(Extracted data entries)
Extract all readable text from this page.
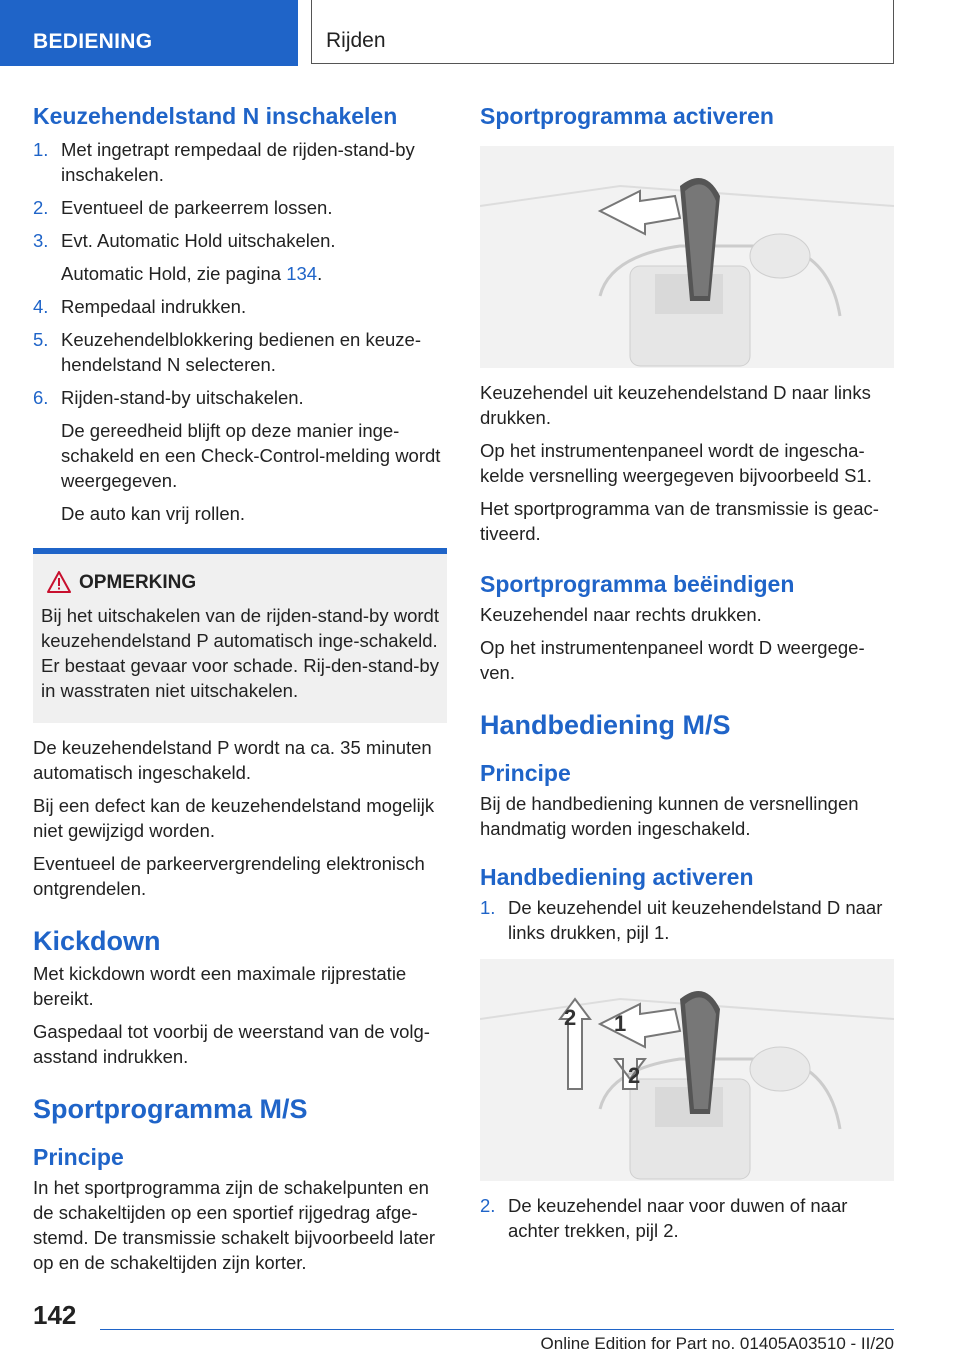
BEDIENING	Rijden
Keuzehendelstand N inschakelen
1. Met ingetrapt rempedaal de rijden-stand-by inschakelen.
2. Eventueel de parkeerrem lossen.
3. Evt. Automatic Hold uitschakelen.
Automatic Hold, zie pagina 134.
4. Rempedaal indrukken.
5. Keuzehendelblokkering bedienen en keuze-hendelstand N selecteren.
6. Rijden-stand-by uitschakelen.
De gereedheid blijft op deze manier inge-schakeld en een Check-Control-melding wordt weergegeven.
De auto kan vrij rollen.
OPMERKING
Bij het uitschakelen van de rijden-stand-by wordt keuzehendelstand P automatisch inge-schakeld. Er bestaat gevaar voor schade. Rij-den-stand-by in wasstraten niet uitschakelen.
De keuzehendelstand P wordt na ca. 35 minuten automatisch ingeschakeld.
Bij een defect kan de keuzehendelstand mogelijk niet gewijzigd worden.
Eventueel de parkeervergrendeling elektronisch ontgrendelen.
Kickdown
Met kickdown wordt een maximale rijprestatie bereikt.
Gaspedaal tot voorbij de weerstand van de volg-asstand indrukken.
Sportprogramma M/S
Principe
In het sportprogramma zijn de schakelpunten en de schakeltijden op een sportief rijgedrag afge-stemd. De transmissie schakelt bijvoorbeeld later op en de schakeltijden zijn korter.
Sportprogramma activeren
Keuzehendel uit keuzehendelstand D naar links drukken.
Op het instrumentenpaneel wordt de ingescha-kelde versnelling weergegeven bijvoorbeeld S1.
Het sportprogramma van de transmissie is geac-tiveerd.
Sportprogramma beëindigen
Keuzehendel naar rechts drukken.
Op het instrumentenpaneel wordt D weergege-ven.
Handbediening M/S
Principe
Bij de handbediening kunnen de versnellingen handmatig worden ingeschakeld.
Handbediening activeren
1. De keuzehendel uit keuzehendelstand D naar links drukken, pijl 1.
1
2
2
2. De keuzehendel naar voor duwen of naar achter trekken, pijl 2.
142
Online Edition for Part no. 01405A03510 - II/20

PROBLEM TO SOLVE:
Select from the material above each line in which the string "links" appears, and list those lines.

RESPONSE FOR THIS EXERCISE:
Keuzehendel uit keuzehendelstand D naar links drukken.
1. De keuzehendel uit keuzehendelstand D naar links drukken, pijl 1.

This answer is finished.